Stated exercise = Pick out the lines in the listing below that contain the word "California" and copy them.

Records for the exercise =
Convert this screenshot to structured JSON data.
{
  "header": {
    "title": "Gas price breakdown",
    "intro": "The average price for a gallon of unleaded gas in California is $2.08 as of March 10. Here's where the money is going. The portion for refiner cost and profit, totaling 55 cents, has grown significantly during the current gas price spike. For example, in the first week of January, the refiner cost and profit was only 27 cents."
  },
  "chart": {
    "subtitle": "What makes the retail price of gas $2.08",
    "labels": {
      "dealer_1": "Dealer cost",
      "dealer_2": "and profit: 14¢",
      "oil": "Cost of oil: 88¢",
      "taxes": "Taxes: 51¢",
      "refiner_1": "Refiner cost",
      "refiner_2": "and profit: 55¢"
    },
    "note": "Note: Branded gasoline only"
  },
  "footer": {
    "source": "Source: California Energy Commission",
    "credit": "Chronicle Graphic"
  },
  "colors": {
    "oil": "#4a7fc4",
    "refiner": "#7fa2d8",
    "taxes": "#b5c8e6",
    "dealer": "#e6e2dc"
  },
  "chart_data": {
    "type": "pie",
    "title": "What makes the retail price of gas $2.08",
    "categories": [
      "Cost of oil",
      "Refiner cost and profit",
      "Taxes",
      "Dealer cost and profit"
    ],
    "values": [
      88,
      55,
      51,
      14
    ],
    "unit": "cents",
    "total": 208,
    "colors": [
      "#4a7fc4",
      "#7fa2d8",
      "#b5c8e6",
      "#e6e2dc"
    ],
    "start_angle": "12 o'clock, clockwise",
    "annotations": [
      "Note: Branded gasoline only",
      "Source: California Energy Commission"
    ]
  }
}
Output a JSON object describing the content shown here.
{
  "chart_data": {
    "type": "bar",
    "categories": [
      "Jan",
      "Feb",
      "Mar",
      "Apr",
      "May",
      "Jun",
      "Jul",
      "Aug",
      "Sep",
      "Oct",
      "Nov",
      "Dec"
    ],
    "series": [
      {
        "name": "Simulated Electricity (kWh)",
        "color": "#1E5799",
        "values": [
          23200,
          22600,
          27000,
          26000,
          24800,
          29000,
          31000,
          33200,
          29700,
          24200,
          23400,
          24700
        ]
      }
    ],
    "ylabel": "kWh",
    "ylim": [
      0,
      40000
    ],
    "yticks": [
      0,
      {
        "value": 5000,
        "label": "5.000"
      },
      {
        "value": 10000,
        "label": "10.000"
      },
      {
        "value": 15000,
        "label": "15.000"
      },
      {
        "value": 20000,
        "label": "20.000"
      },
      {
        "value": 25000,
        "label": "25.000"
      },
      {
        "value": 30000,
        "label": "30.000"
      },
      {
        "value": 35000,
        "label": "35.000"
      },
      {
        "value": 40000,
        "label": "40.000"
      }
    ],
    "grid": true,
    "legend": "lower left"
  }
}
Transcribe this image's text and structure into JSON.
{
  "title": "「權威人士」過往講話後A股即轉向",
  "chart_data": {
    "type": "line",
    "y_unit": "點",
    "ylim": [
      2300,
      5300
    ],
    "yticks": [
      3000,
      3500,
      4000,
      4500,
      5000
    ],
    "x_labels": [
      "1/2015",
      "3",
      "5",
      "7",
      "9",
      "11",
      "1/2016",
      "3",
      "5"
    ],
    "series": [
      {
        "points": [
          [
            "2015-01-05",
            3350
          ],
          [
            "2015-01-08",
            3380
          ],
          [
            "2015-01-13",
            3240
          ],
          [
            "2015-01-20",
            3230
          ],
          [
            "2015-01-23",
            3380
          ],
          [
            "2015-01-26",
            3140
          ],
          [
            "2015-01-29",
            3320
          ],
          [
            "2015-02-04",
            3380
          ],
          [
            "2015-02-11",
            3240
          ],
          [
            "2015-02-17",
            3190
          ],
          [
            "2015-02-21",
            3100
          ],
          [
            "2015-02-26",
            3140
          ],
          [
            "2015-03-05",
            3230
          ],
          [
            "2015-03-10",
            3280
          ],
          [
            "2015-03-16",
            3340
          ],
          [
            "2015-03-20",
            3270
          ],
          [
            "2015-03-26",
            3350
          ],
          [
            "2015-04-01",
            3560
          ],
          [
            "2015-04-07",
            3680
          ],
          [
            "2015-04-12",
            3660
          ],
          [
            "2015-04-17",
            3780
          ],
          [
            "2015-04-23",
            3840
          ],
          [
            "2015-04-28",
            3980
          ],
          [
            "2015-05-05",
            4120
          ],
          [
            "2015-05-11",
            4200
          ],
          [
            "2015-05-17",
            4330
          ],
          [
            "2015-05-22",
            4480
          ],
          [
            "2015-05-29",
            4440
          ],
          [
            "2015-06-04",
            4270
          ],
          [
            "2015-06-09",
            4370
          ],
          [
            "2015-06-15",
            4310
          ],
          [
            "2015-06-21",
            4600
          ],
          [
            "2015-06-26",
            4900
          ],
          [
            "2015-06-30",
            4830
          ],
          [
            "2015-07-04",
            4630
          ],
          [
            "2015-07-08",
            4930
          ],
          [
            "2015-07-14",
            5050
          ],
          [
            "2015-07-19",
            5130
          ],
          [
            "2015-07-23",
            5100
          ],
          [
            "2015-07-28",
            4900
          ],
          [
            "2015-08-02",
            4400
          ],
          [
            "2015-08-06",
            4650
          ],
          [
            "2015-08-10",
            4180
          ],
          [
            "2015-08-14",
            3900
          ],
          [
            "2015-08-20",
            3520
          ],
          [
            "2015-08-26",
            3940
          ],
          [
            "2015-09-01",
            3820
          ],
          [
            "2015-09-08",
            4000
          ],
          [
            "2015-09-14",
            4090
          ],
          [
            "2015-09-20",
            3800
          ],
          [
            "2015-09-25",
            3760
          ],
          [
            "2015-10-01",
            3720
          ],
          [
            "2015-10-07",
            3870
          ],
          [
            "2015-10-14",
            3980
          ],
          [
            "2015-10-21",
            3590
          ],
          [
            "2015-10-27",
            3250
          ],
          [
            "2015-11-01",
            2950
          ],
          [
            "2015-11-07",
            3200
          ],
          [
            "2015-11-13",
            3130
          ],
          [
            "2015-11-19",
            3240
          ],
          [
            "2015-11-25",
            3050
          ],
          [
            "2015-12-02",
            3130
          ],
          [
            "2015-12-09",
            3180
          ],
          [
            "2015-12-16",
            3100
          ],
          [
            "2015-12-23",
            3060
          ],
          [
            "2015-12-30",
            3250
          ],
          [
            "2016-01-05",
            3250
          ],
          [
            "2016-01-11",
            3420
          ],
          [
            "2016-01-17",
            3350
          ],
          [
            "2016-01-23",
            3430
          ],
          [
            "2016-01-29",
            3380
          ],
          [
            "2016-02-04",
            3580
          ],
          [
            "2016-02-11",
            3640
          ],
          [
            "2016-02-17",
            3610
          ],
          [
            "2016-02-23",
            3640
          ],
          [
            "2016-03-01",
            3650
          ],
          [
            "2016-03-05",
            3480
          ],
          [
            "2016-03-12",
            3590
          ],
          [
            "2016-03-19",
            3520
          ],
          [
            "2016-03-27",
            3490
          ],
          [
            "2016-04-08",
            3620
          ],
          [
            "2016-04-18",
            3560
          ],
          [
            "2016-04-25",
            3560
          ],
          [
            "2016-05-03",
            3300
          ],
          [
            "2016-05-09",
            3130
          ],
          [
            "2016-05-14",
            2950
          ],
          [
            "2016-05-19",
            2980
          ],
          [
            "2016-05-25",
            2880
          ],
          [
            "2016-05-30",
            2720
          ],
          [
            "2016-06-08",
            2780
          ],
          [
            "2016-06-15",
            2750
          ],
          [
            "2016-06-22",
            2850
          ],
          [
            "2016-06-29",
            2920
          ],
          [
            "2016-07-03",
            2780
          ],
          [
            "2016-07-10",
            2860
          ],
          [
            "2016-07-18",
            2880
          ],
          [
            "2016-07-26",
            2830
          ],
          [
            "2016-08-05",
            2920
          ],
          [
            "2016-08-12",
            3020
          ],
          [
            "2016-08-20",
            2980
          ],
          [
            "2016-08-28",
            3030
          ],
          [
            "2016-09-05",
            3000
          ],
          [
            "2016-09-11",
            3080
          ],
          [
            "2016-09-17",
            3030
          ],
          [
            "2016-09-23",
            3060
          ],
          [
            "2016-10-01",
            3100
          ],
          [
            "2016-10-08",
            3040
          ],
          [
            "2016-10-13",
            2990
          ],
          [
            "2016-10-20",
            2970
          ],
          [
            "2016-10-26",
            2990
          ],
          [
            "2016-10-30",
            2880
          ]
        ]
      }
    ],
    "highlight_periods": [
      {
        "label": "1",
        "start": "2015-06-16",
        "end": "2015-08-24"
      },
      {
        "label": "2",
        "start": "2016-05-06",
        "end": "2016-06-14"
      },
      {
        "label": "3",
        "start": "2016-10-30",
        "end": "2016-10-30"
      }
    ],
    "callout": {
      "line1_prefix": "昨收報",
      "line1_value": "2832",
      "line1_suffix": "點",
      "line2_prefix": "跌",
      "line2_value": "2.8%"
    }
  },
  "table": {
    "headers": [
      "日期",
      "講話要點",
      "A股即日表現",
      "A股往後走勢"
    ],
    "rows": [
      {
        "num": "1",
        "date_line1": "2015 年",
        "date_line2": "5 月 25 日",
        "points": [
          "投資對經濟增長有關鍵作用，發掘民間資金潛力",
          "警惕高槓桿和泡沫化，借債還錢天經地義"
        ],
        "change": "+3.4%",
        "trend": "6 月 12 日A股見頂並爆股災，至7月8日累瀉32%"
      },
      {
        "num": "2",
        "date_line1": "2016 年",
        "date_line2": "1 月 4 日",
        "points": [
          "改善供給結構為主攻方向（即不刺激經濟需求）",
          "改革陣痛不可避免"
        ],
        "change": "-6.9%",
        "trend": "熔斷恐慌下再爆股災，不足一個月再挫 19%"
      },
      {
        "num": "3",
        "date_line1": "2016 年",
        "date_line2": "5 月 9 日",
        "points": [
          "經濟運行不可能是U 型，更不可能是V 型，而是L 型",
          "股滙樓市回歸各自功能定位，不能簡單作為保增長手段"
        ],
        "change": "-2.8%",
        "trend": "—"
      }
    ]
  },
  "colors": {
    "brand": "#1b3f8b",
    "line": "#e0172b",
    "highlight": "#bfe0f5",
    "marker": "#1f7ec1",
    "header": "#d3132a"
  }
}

Response to the task =
    "intro": "The average price for a gallon of unleaded gas in California is $2.08 as of March 10. Here's where the money is going. The portion for refiner cost and profit, totaling 55 cents, has grown significantly during the current gas price spike. For example, in the first week of January, the refiner cost and profit was only 27 cents."
    "source": "Source: California Energy Commission",
      "Source: California Energy Commission"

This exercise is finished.